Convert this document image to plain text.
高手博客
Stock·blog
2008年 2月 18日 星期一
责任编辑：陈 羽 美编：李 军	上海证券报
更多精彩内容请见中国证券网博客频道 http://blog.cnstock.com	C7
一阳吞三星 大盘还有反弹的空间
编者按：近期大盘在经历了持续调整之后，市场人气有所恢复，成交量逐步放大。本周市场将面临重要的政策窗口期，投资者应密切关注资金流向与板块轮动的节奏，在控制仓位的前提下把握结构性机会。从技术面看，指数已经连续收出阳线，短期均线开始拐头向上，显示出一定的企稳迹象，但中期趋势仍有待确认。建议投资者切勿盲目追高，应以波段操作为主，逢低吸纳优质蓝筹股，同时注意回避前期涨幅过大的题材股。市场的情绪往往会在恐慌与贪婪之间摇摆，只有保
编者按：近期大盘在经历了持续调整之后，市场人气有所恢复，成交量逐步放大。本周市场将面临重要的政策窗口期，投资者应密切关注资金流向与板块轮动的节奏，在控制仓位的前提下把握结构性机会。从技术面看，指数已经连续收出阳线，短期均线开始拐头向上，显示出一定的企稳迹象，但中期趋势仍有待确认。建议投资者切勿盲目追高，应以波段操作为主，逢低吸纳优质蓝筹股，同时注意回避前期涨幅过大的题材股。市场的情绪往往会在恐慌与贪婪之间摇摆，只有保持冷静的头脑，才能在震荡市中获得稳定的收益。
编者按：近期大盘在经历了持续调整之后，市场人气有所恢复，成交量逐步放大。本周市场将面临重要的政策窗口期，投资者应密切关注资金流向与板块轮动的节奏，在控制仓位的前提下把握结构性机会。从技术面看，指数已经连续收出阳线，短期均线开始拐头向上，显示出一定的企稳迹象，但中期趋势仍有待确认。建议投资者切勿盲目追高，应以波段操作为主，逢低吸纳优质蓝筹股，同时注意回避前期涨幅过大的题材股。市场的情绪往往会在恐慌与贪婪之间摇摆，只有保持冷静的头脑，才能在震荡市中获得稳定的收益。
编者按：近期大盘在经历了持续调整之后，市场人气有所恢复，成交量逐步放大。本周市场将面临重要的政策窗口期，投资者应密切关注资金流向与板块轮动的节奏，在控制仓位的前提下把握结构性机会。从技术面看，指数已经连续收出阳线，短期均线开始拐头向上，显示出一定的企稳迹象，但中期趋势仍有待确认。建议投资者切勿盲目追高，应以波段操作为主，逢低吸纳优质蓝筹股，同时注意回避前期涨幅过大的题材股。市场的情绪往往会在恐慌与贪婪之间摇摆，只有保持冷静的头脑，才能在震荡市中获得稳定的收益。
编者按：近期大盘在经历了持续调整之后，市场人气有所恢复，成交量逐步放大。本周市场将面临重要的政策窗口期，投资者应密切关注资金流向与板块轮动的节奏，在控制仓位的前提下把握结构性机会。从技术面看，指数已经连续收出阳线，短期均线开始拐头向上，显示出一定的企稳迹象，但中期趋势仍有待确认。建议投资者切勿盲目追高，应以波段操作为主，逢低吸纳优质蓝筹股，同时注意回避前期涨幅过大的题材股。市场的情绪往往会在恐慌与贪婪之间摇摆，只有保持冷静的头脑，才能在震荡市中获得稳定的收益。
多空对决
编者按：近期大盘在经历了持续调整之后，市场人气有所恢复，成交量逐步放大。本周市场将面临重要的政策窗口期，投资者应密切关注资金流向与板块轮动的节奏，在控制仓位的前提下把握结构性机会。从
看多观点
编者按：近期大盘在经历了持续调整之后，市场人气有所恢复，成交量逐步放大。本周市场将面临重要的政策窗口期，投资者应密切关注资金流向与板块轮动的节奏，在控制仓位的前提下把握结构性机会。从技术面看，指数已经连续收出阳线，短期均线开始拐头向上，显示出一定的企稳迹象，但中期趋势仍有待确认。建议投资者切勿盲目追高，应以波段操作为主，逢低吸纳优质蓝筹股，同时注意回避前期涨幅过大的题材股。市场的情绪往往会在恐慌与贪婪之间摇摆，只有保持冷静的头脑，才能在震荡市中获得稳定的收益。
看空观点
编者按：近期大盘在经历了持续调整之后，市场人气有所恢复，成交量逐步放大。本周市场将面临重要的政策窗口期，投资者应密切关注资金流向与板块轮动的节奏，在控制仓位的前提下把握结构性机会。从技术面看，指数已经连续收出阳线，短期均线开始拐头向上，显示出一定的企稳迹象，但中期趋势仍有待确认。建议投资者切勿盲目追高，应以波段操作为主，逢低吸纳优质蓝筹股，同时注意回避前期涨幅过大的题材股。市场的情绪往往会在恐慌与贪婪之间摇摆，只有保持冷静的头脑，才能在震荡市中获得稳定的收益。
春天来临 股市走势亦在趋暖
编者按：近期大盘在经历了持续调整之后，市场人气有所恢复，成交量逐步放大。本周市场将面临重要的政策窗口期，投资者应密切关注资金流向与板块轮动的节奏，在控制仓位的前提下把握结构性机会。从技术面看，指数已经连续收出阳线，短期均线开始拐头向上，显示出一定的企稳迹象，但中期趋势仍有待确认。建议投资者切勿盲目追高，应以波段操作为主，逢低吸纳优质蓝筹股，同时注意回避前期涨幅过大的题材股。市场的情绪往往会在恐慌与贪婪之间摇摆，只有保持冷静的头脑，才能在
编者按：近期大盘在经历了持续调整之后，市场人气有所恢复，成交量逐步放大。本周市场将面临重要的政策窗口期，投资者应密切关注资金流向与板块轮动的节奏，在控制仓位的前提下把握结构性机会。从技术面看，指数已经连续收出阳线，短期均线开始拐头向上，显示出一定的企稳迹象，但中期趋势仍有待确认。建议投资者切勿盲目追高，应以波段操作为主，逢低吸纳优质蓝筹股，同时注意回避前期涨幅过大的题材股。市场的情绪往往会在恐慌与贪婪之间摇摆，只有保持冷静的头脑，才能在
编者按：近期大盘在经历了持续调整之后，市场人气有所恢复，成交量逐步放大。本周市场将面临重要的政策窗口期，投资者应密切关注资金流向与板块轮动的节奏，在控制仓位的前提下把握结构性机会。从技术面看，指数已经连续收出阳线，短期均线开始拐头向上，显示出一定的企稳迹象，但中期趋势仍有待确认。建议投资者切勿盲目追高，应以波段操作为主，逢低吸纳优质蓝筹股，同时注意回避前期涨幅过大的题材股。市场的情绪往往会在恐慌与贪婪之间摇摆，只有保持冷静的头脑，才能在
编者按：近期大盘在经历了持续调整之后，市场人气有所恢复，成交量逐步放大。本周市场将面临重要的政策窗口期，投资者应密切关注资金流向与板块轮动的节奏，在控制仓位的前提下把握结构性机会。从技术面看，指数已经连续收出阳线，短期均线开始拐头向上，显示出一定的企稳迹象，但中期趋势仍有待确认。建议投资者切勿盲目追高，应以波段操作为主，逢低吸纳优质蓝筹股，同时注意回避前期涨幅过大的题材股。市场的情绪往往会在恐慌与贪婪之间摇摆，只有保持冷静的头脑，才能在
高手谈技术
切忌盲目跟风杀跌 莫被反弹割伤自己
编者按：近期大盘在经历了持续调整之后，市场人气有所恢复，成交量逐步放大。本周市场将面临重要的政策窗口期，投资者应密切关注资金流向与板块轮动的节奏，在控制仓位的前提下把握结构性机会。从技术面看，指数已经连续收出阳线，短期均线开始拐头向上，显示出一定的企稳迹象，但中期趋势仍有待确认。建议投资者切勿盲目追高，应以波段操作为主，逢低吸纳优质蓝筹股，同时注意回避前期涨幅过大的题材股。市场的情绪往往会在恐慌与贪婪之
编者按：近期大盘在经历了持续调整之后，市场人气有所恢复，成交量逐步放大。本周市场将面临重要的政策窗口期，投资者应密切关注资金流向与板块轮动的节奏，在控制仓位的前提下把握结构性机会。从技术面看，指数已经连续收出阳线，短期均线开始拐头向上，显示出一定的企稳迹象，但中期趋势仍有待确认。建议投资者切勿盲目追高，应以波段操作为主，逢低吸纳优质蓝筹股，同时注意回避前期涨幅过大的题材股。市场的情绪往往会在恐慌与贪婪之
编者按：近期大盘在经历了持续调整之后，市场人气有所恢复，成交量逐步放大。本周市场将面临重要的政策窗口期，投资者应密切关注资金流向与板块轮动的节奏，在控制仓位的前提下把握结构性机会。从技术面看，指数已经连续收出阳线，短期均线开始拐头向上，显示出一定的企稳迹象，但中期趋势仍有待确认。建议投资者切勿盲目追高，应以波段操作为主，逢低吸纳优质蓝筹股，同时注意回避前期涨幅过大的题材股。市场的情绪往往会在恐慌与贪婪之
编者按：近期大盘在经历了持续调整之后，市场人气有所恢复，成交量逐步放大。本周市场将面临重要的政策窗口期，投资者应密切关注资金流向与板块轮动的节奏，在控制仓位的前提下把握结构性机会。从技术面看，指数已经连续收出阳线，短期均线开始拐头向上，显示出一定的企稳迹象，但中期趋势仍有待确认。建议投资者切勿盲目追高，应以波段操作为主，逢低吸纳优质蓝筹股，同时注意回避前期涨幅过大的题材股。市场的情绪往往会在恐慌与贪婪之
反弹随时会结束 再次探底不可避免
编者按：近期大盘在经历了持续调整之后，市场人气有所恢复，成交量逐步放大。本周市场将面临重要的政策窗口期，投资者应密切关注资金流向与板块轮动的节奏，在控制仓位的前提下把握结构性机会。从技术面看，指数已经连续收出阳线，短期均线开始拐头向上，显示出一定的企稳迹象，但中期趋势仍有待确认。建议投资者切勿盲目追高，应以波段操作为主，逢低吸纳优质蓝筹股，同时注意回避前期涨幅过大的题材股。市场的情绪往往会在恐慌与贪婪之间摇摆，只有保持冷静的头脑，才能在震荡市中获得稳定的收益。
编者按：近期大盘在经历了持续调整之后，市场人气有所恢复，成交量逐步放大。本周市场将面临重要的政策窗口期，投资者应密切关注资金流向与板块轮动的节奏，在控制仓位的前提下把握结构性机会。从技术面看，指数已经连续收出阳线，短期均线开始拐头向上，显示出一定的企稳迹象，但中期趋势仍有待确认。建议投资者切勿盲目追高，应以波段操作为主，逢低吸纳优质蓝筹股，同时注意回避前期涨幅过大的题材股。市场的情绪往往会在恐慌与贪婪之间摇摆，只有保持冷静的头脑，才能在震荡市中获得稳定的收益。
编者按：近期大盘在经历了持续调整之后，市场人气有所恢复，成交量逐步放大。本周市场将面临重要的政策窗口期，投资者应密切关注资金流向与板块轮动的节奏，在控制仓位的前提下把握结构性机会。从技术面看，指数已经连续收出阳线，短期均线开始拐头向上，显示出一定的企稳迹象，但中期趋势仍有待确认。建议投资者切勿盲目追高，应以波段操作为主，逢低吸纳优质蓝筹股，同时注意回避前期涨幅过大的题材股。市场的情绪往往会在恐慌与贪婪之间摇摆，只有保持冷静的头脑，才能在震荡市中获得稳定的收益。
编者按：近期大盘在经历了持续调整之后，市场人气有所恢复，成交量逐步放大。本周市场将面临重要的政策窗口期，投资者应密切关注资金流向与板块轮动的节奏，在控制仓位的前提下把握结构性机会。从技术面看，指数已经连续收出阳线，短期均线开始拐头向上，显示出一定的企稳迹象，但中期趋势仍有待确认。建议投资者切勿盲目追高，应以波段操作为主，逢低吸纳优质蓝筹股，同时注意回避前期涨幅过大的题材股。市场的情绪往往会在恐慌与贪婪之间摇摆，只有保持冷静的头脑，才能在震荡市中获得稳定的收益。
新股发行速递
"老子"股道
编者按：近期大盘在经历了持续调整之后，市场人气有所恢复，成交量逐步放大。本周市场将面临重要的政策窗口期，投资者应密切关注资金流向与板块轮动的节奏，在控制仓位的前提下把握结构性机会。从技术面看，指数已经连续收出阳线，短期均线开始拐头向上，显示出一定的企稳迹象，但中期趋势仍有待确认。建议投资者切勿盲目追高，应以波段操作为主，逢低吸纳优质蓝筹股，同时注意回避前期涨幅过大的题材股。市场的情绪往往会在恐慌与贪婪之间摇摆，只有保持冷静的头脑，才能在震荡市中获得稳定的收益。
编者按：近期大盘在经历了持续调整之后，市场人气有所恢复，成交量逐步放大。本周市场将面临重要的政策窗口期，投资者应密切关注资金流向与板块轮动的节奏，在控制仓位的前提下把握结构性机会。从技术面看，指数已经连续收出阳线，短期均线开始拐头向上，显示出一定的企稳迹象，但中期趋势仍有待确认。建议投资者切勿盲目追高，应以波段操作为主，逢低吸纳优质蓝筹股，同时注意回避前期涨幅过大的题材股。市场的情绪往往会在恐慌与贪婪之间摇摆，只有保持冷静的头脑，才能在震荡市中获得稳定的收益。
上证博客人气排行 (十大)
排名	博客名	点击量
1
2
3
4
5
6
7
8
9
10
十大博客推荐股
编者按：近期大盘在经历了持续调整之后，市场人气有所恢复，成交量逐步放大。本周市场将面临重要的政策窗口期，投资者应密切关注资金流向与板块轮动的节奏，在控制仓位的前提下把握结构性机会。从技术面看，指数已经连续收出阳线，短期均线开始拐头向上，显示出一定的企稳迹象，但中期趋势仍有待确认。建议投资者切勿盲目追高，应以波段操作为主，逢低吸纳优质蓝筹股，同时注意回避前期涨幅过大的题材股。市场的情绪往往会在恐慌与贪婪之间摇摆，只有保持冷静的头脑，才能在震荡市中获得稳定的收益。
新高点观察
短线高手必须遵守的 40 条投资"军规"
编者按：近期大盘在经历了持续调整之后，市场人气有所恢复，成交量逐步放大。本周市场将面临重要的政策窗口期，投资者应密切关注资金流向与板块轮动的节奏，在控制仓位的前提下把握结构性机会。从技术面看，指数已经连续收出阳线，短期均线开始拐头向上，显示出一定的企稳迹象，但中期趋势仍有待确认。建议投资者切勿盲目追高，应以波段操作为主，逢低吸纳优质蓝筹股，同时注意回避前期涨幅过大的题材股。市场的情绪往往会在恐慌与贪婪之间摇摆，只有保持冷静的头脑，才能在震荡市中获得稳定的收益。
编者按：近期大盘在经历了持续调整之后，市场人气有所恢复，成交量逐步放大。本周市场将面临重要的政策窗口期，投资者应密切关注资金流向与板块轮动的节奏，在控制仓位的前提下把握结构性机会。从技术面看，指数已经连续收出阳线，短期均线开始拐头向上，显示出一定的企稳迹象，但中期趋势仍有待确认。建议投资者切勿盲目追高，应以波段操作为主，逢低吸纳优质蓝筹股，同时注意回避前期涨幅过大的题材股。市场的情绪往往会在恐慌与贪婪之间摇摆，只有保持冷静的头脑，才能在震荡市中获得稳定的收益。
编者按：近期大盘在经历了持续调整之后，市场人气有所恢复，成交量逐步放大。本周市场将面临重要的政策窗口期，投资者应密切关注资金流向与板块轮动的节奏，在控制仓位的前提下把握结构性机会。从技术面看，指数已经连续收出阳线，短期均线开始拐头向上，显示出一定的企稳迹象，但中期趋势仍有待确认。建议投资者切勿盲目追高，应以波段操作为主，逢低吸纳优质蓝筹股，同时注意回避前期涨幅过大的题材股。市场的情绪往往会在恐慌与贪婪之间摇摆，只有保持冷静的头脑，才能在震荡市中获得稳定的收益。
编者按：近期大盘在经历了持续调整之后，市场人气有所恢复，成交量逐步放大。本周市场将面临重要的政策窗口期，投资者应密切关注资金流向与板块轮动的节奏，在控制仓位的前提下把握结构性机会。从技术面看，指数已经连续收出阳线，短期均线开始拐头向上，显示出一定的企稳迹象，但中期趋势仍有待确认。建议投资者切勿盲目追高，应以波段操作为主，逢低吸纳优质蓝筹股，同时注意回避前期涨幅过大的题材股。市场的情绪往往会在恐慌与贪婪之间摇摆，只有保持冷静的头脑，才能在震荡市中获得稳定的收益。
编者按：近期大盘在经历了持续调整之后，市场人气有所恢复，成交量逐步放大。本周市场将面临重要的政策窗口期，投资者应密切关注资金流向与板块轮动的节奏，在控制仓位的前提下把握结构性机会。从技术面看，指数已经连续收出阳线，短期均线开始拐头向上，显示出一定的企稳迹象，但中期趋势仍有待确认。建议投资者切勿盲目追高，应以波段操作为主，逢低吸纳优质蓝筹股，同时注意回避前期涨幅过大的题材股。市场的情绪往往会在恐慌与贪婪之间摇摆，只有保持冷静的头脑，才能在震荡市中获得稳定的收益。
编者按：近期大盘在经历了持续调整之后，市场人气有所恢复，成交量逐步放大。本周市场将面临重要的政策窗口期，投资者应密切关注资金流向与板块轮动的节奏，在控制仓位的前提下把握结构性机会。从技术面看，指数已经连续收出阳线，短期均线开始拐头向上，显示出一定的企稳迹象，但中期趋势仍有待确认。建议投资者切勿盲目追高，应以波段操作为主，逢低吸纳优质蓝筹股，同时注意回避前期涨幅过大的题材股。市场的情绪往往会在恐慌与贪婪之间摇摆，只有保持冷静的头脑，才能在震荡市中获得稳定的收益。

● **REQUIRED TASK**
Pick out, from the lines above, every one that contains the string "blog".

● **EXERCISE OUTPUT**
Stock·blog
更多精彩内容请见中国证券网博客频道 http://blog.cnstock.com	C7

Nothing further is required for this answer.